From the entries below, please gather each line containing the string "First".

--- START INFORMATION SUPPLIED ---

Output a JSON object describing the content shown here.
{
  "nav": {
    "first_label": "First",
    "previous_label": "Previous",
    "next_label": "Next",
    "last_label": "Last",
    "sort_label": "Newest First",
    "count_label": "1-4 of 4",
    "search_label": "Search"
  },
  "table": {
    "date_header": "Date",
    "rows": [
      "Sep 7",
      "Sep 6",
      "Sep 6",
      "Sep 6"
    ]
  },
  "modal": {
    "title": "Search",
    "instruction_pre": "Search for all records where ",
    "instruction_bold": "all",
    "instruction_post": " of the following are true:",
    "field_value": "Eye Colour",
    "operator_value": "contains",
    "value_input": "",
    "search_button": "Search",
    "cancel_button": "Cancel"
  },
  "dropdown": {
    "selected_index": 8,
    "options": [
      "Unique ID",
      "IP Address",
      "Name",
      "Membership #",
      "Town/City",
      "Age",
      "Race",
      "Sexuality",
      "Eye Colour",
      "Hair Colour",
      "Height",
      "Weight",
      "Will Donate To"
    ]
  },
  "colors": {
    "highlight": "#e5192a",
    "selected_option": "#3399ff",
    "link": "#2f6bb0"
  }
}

--- END INFORMATION SUPPLIED ---

_EXERCISE OUTPUT_.
    "first_label": "First",
    "sort_label": "Newest First",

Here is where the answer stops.